WHAT YOU WILL DO: Write out every line below that includes the word "Monthly".

--- START OF EXERCISE INPUTS ---

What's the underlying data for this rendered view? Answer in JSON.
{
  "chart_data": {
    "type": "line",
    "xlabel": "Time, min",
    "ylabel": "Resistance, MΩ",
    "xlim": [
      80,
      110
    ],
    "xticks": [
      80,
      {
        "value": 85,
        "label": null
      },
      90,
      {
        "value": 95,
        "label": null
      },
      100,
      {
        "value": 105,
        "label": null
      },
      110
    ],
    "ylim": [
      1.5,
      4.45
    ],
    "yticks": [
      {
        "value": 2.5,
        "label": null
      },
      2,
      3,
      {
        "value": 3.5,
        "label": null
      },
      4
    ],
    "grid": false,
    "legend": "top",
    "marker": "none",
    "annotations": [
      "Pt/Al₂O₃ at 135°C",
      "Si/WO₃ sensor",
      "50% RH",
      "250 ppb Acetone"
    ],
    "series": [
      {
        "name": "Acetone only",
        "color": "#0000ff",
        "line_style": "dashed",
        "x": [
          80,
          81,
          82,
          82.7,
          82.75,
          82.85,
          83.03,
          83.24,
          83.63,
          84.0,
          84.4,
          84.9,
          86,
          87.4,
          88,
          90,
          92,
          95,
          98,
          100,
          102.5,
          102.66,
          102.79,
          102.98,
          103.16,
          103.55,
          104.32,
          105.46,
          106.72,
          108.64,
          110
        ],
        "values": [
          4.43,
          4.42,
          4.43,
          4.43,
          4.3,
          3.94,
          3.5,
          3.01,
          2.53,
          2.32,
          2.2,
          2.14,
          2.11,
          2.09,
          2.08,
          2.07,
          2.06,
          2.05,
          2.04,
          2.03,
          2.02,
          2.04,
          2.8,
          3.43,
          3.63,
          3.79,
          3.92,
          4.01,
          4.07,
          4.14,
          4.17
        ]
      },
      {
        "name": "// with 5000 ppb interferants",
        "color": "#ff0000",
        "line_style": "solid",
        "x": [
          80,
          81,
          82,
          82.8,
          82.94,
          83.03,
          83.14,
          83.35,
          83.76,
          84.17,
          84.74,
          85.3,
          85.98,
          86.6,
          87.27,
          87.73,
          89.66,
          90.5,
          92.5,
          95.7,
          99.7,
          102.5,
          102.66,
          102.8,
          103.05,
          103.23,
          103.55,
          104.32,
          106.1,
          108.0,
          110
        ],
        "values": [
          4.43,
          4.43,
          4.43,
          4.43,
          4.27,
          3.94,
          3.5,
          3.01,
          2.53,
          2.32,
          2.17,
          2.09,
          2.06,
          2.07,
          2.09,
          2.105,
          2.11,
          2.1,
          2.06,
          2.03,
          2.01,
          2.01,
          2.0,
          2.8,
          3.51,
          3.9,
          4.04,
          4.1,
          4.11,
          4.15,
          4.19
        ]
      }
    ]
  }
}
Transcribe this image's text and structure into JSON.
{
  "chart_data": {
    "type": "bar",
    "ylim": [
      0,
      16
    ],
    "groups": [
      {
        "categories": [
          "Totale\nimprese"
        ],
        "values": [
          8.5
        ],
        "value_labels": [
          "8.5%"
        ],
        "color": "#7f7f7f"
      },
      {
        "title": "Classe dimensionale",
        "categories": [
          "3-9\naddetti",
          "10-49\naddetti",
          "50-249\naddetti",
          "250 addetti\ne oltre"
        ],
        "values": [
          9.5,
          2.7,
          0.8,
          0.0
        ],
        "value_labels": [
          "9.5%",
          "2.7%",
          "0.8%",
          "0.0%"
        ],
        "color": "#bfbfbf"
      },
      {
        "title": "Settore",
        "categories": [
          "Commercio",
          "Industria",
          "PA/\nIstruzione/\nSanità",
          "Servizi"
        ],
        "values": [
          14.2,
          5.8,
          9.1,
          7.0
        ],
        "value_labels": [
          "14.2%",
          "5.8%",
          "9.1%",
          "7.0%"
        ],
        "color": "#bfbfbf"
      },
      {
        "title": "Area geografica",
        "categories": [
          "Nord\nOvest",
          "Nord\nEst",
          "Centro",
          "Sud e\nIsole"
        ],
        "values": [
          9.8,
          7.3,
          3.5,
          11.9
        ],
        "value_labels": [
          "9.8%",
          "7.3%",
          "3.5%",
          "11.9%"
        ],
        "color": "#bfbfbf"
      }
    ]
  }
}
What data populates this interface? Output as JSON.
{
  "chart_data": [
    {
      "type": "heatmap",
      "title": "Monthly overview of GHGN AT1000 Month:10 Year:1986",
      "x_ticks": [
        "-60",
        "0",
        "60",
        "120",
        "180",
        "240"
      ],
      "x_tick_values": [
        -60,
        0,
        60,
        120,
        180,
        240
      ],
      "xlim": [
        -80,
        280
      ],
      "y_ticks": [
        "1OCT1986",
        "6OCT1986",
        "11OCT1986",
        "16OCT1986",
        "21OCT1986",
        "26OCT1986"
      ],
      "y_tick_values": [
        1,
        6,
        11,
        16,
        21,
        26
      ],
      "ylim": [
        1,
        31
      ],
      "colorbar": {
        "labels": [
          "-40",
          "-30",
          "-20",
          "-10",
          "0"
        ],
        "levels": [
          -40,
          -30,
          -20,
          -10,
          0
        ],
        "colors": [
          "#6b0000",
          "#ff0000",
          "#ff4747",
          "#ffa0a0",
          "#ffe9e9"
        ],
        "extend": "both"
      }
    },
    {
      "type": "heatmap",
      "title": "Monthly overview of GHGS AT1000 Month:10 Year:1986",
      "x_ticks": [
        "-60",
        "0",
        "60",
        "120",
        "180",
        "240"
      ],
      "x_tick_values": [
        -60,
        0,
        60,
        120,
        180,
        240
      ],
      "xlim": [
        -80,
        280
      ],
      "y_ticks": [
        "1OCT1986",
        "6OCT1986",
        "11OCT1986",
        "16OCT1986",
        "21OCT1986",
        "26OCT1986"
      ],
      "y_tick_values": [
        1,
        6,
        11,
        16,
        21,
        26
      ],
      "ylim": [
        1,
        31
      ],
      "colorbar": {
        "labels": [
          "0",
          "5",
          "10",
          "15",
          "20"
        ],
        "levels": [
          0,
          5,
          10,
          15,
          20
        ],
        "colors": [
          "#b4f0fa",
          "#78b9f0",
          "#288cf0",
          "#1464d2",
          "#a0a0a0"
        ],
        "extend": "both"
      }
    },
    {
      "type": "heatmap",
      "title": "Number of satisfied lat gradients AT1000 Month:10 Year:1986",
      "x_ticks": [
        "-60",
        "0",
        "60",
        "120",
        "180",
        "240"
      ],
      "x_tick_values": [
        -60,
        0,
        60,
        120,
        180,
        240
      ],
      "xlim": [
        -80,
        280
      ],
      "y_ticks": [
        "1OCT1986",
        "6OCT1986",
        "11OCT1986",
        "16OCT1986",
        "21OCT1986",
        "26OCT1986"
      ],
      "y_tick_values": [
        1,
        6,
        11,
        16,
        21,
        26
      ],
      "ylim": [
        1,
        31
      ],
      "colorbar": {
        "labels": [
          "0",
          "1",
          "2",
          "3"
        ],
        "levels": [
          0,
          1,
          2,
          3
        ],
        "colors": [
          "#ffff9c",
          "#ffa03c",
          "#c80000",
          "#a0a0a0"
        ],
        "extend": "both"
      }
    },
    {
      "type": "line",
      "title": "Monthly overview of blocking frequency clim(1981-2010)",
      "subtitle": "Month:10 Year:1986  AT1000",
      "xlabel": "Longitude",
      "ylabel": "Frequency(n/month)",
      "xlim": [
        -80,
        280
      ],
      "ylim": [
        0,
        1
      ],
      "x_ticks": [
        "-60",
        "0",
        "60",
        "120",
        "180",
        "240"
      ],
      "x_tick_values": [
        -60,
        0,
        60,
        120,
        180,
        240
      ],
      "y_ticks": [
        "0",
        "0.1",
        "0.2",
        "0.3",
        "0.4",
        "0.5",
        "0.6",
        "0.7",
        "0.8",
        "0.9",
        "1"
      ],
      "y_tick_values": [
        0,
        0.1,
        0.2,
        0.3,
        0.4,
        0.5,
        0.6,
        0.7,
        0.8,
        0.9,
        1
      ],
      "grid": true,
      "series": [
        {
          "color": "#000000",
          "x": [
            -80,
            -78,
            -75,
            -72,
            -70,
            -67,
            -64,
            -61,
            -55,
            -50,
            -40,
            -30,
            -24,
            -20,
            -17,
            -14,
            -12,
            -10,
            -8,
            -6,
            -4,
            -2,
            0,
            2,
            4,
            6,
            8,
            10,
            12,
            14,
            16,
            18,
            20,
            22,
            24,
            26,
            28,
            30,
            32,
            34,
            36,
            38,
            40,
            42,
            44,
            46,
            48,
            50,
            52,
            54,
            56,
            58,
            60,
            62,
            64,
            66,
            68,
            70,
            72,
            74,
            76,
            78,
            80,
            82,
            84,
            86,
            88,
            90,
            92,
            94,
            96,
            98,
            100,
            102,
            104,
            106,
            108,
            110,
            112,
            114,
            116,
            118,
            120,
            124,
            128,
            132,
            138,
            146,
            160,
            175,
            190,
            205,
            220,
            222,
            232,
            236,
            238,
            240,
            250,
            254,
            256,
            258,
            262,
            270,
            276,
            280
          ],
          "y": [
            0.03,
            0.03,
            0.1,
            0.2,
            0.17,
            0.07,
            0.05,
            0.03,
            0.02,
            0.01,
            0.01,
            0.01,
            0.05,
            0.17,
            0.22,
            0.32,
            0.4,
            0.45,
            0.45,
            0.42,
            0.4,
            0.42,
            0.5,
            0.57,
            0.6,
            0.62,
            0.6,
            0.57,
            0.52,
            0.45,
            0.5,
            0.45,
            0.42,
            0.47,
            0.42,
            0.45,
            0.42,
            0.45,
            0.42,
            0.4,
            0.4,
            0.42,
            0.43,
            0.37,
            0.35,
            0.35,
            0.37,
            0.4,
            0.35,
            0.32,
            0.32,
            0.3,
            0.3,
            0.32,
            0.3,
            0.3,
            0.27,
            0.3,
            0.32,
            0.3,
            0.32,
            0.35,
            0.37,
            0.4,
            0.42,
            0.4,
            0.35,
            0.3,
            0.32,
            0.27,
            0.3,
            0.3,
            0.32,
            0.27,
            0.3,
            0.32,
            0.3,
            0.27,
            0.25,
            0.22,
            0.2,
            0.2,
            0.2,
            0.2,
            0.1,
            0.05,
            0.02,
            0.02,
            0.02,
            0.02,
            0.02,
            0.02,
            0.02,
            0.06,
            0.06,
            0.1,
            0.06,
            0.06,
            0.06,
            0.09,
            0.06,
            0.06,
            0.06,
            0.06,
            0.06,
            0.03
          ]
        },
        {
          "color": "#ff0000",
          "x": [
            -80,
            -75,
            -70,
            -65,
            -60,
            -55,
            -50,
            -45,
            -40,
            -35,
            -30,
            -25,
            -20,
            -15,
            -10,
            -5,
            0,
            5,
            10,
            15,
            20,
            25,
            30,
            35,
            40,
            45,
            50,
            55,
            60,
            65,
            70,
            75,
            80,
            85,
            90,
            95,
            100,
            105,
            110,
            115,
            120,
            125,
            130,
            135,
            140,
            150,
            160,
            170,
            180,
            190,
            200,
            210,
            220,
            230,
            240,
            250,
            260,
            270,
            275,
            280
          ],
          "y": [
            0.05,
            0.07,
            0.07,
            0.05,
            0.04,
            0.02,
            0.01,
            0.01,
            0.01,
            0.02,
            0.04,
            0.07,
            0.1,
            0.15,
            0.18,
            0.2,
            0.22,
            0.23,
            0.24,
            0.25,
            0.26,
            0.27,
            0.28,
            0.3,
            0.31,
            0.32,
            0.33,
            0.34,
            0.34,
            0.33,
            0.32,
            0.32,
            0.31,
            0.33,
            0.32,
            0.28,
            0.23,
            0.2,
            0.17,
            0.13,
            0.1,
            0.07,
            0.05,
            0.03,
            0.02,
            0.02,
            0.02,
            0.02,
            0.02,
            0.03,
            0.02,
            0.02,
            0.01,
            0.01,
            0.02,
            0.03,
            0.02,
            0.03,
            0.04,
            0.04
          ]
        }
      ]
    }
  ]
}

--- END OF EXERCISE INPUTS ---

SOLVED PROBLEM:
      "title": "Monthly overview of GHGN AT1000 Month:10 Year:1986",
      "title": "Monthly overview of GHGS AT1000 Month:10 Year:1986",
      "title": "Monthly overview of blocking frequency clim(1981-2010)",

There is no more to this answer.